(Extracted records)

[start]

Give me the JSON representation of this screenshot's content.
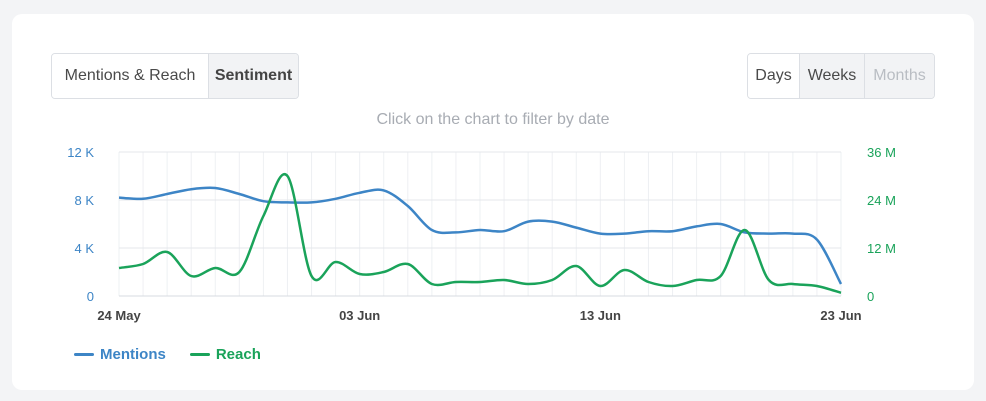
{
  "toolbar": {
    "view_tabs": [
      {
        "label": "Mentions & Reach",
        "active": true
      },
      {
        "label": "Sentiment",
        "active": false
      }
    ],
    "period_tabs": [
      {
        "label": "Days",
        "active": true
      },
      {
        "label": "Weeks",
        "active": false
      },
      {
        "label": "Months",
        "active": false,
        "disabled": true
      }
    ]
  },
  "hint": "Click on the chart to filter by date",
  "colors": {
    "mentions": "#3d85c6",
    "reach": "#1aa35a",
    "left_axis": "#3d85c6",
    "right_axis": "#1aa35a"
  },
  "chart_data": {
    "type": "line",
    "x_labels": [
      "24 May",
      "03 Jun",
      "13 Jun",
      "23 Jun"
    ],
    "x": [
      "24 May",
      "25 May",
      "26 May",
      "27 May",
      "28 May",
      "29 May",
      "30 May",
      "31 May",
      "01 Jun",
      "02 Jun",
      "03 Jun",
      "04 Jun",
      "05 Jun",
      "06 Jun",
      "07 Jun",
      "08 Jun",
      "09 Jun",
      "10 Jun",
      "11 Jun",
      "12 Jun",
      "13 Jun",
      "14 Jun",
      "15 Jun",
      "16 Jun",
      "17 Jun",
      "18 Jun",
      "19 Jun",
      "20 Jun",
      "21 Jun",
      "22 Jun",
      "23 Jun"
    ],
    "y_left": {
      "label": "",
      "ticks": [
        "0",
        "4 K",
        "8 K",
        "12 K"
      ],
      "lim": [
        0,
        12000
      ]
    },
    "y_right": {
      "label": "",
      "ticks": [
        "0",
        "12 M",
        "24 M",
        "36 M"
      ],
      "lim": [
        0,
        36000000
      ]
    },
    "series": [
      {
        "name": "Mentions",
        "axis": "left",
        "values": [
          8200,
          8100,
          8500,
          8900,
          9000,
          8500,
          7900,
          7800,
          7800,
          8100,
          8600,
          8800,
          7500,
          5500,
          5300,
          5500,
          5400,
          6200,
          6200,
          5700,
          5200,
          5200,
          5400,
          5400,
          5800,
          6000,
          5300,
          5200,
          5200,
          4700,
          1000
        ]
      },
      {
        "name": "Reach",
        "axis": "right",
        "values": [
          7000,
          8000,
          11000,
          5000,
          7000,
          6000,
          20000,
          30000,
          5000,
          8500,
          5500,
          6000,
          8000,
          3000,
          3500,
          3500,
          4000,
          3000,
          4000,
          7500,
          2500,
          6500,
          3500,
          2500,
          4000,
          5000,
          16500,
          4000,
          3000,
          2500,
          800
        ],
        "unit_note": "values in thousands"
      }
    ],
    "legend": "bottom-left",
    "grid": true
  },
  "legend": {
    "mentions": "Mentions",
    "reach": "Reach"
  }
}
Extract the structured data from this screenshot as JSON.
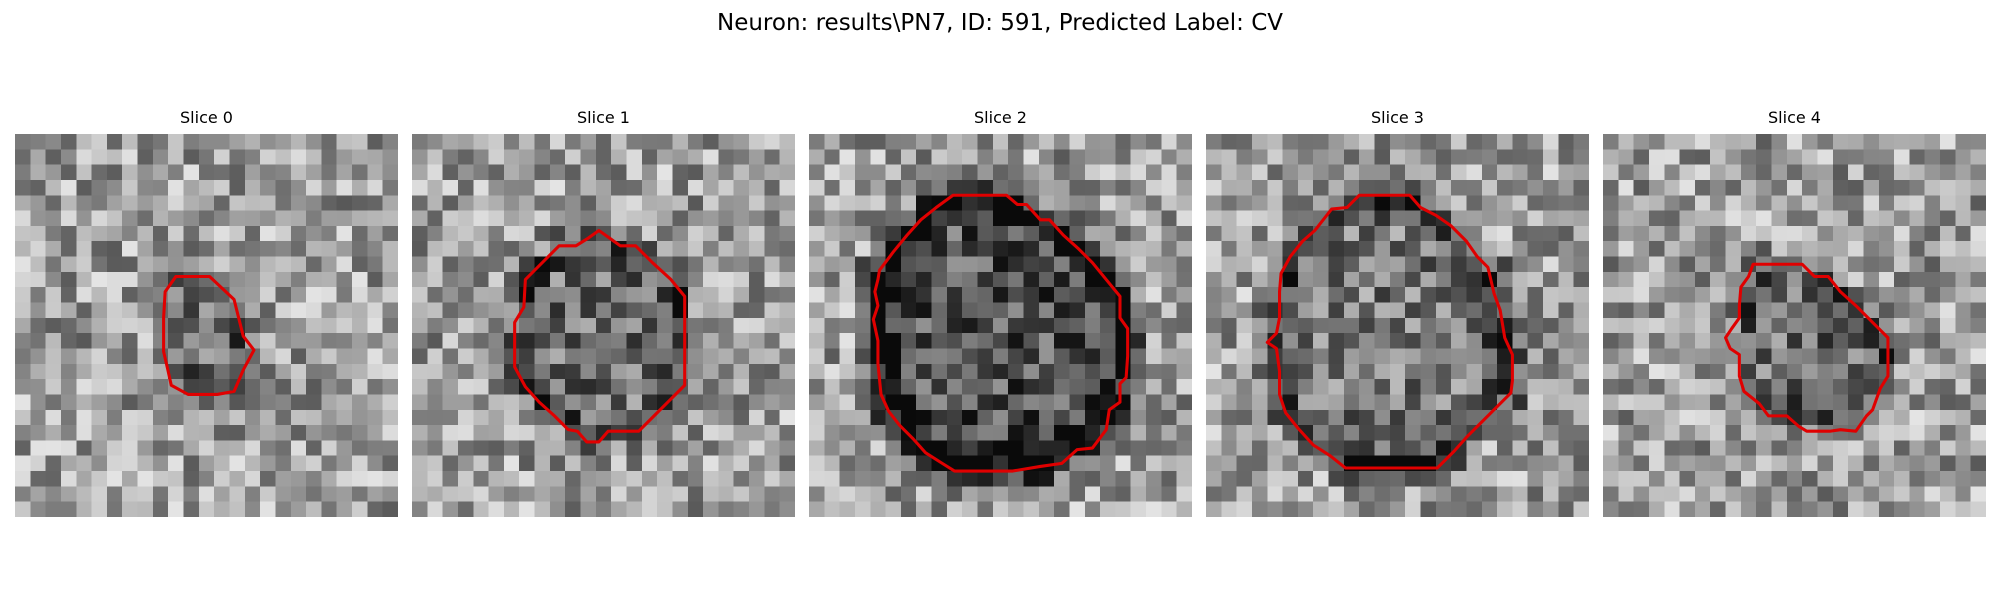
{
  "figure": {
    "title": "Neuron: results\\PN7, ID: 591, Predicted Label: CV",
    "contour_color": "#e00000",
    "colormap": "gray",
    "grid_size": 25,
    "panels": [
      {
        "title": "Slice 0",
        "seed": 11,
        "blob_strength": 0.2,
        "ring_strength": 0.1,
        "outline": [
          [
            10.5,
            9.3
          ],
          [
            12.7,
            9.3
          ],
          [
            14.3,
            10.8
          ],
          [
            14.9,
            13.2
          ],
          [
            15.6,
            14.1
          ],
          [
            14.9,
            15.4
          ],
          [
            14.3,
            16.8
          ],
          [
            13.2,
            17.0
          ],
          [
            11.3,
            17.0
          ],
          [
            10.2,
            16.4
          ],
          [
            10.0,
            15.5
          ],
          [
            9.7,
            14.2
          ],
          [
            9.7,
            12.0
          ],
          [
            9.8,
            10.3
          ]
        ]
      },
      {
        "title": "Slice 1",
        "seed": 23,
        "blob_strength": 0.18,
        "ring_strength": 0.22,
        "outline": [
          [
            11.5,
            6.8
          ],
          [
            12.2,
            6.3
          ],
          [
            12.9,
            6.8
          ],
          [
            13.6,
            7.3
          ],
          [
            14.6,
            7.3
          ],
          [
            15.7,
            8.4
          ],
          [
            16.9,
            9.5
          ],
          [
            17.8,
            10.6
          ],
          [
            17.8,
            12.5
          ],
          [
            17.8,
            14.2
          ],
          [
            17.8,
            16.4
          ],
          [
            16.8,
            17.4
          ],
          [
            15.8,
            18.4
          ],
          [
            14.8,
            19.4
          ],
          [
            13.7,
            19.4
          ],
          [
            12.8,
            19.4
          ],
          [
            12.2,
            20.1
          ],
          [
            11.4,
            20.1
          ],
          [
            10.8,
            19.4
          ],
          [
            10.2,
            19.3
          ],
          [
            9.3,
            18.4
          ],
          [
            8.3,
            17.5
          ],
          [
            7.4,
            16.5
          ],
          [
            6.7,
            15.2
          ],
          [
            6.7,
            13.8
          ],
          [
            6.7,
            12.3
          ],
          [
            7.3,
            11.3
          ],
          [
            7.4,
            9.5
          ],
          [
            8.5,
            8.4
          ],
          [
            9.6,
            7.3
          ],
          [
            10.7,
            7.3
          ]
        ]
      },
      {
        "title": "Slice 2",
        "seed": 37,
        "blob_strength": 0.3,
        "ring_strength": 0.55,
        "outline": [
          [
            9.4,
            4.0
          ],
          [
            11.3,
            4.0
          ],
          [
            12.9,
            4.0
          ],
          [
            13.6,
            4.6
          ],
          [
            14.2,
            4.6
          ],
          [
            15.1,
            5.6
          ],
          [
            15.7,
            5.6
          ],
          [
            16.6,
            6.6
          ],
          [
            17.6,
            7.5
          ],
          [
            18.5,
            8.4
          ],
          [
            19.4,
            9.5
          ],
          [
            20.3,
            10.6
          ],
          [
            20.3,
            12.0
          ],
          [
            20.8,
            12.7
          ],
          [
            20.8,
            14.5
          ],
          [
            20.7,
            15.9
          ],
          [
            20.3,
            16.3
          ],
          [
            20.3,
            17.5
          ],
          [
            19.6,
            18.0
          ],
          [
            19.4,
            19.3
          ],
          [
            18.5,
            20.5
          ],
          [
            17.5,
            20.6
          ],
          [
            16.5,
            21.5
          ],
          [
            15.1,
            21.7
          ],
          [
            13.3,
            22.0
          ],
          [
            11.5,
            22.0
          ],
          [
            9.5,
            22.0
          ],
          [
            8.7,
            21.5
          ],
          [
            7.6,
            20.8
          ],
          [
            6.8,
            19.9
          ],
          [
            5.9,
            19.0
          ],
          [
            5.2,
            18.1
          ],
          [
            4.7,
            17.0
          ],
          [
            4.5,
            15.0
          ],
          [
            4.5,
            13.5
          ],
          [
            4.2,
            12.1
          ],
          [
            4.5,
            11.2
          ],
          [
            4.3,
            10.3
          ],
          [
            4.5,
            9.5
          ],
          [
            4.6,
            8.9
          ],
          [
            5.5,
            7.7
          ],
          [
            6.4,
            6.6
          ],
          [
            7.3,
            5.6
          ],
          [
            8.3,
            4.8
          ]
        ]
      },
      {
        "title": "Slice 3",
        "seed": 53,
        "blob_strength": 0.15,
        "ring_strength": 0.38,
        "outline": [
          [
            8.2,
            4.9
          ],
          [
            9.2,
            4.8
          ],
          [
            10.0,
            4.0
          ],
          [
            12.4,
            4.0
          ],
          [
            13.3,
            4.0
          ],
          [
            14.0,
            4.8
          ],
          [
            15.0,
            5.3
          ],
          [
            16.0,
            6.0
          ],
          [
            17.0,
            7.0
          ],
          [
            17.7,
            8.0
          ],
          [
            18.4,
            8.7
          ],
          [
            18.8,
            10.4
          ],
          [
            19.2,
            11.5
          ],
          [
            19.5,
            13.3
          ],
          [
            20.0,
            14.4
          ],
          [
            20.0,
            16.1
          ],
          [
            19.9,
            16.9
          ],
          [
            19.0,
            17.8
          ],
          [
            18.0,
            18.8
          ],
          [
            17.0,
            19.8
          ],
          [
            16.2,
            20.7
          ],
          [
            15.1,
            21.8
          ],
          [
            14.9,
            21.8
          ],
          [
            12.8,
            21.8
          ],
          [
            11.0,
            21.8
          ],
          [
            9.1,
            21.8
          ],
          [
            8.1,
            21.0
          ],
          [
            7.0,
            20.3
          ],
          [
            6.0,
            19.2
          ],
          [
            5.2,
            18.2
          ],
          [
            4.8,
            17.0
          ],
          [
            4.8,
            15.5
          ],
          [
            4.6,
            14.0
          ],
          [
            4.0,
            13.6
          ],
          [
            4.6,
            13.0
          ],
          [
            4.8,
            12.0
          ],
          [
            4.8,
            10.3
          ],
          [
            4.9,
            9.1
          ],
          [
            5.5,
            8.0
          ],
          [
            6.3,
            7.0
          ],
          [
            7.1,
            6.3
          ]
        ]
      },
      {
        "title": "Slice 4",
        "seed": 71,
        "blob_strength": 0.2,
        "ring_strength": 0.12,
        "outline": [
          [
            9.8,
            8.5
          ],
          [
            11.8,
            8.5
          ],
          [
            13.0,
            8.5
          ],
          [
            13.8,
            9.3
          ],
          [
            14.7,
            9.3
          ],
          [
            15.5,
            10.3
          ],
          [
            16.5,
            11.2
          ],
          [
            17.6,
            12.3
          ],
          [
            18.6,
            13.3
          ],
          [
            18.6,
            14.5
          ],
          [
            18.6,
            15.8
          ],
          [
            18.1,
            16.6
          ],
          [
            17.6,
            18.0
          ],
          [
            17.2,
            18.4
          ],
          [
            16.5,
            19.4
          ],
          [
            15.5,
            19.3
          ],
          [
            14.8,
            19.4
          ],
          [
            13.3,
            19.4
          ],
          [
            12.8,
            19.1
          ],
          [
            12.0,
            18.4
          ],
          [
            10.8,
            18.4
          ],
          [
            10.2,
            17.6
          ],
          [
            9.2,
            16.8
          ],
          [
            8.9,
            15.8
          ],
          [
            8.9,
            14.4
          ],
          [
            8.3,
            14.0
          ],
          [
            8.0,
            13.3
          ],
          [
            8.4,
            12.7
          ],
          [
            8.9,
            12.0
          ],
          [
            8.9,
            11.2
          ],
          [
            9.0,
            10.0
          ],
          [
            9.5,
            9.3
          ]
        ]
      }
    ]
  }
}
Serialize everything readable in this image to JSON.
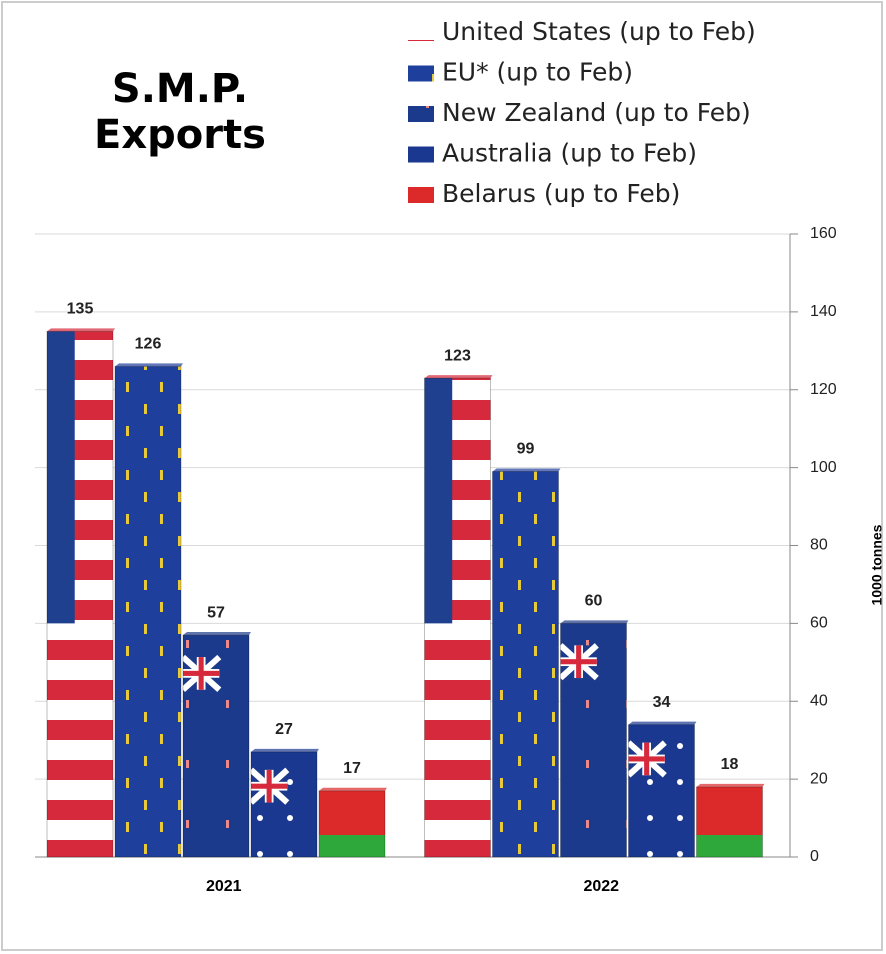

[end]

Scan the data above; copy every line where "JSON" appears.

--- Complete response ---
Give me the JSON representation of this screenshot's content.
Extract the structured data from this screenshot as JSON.
Serialize everything readable in this image to JSON.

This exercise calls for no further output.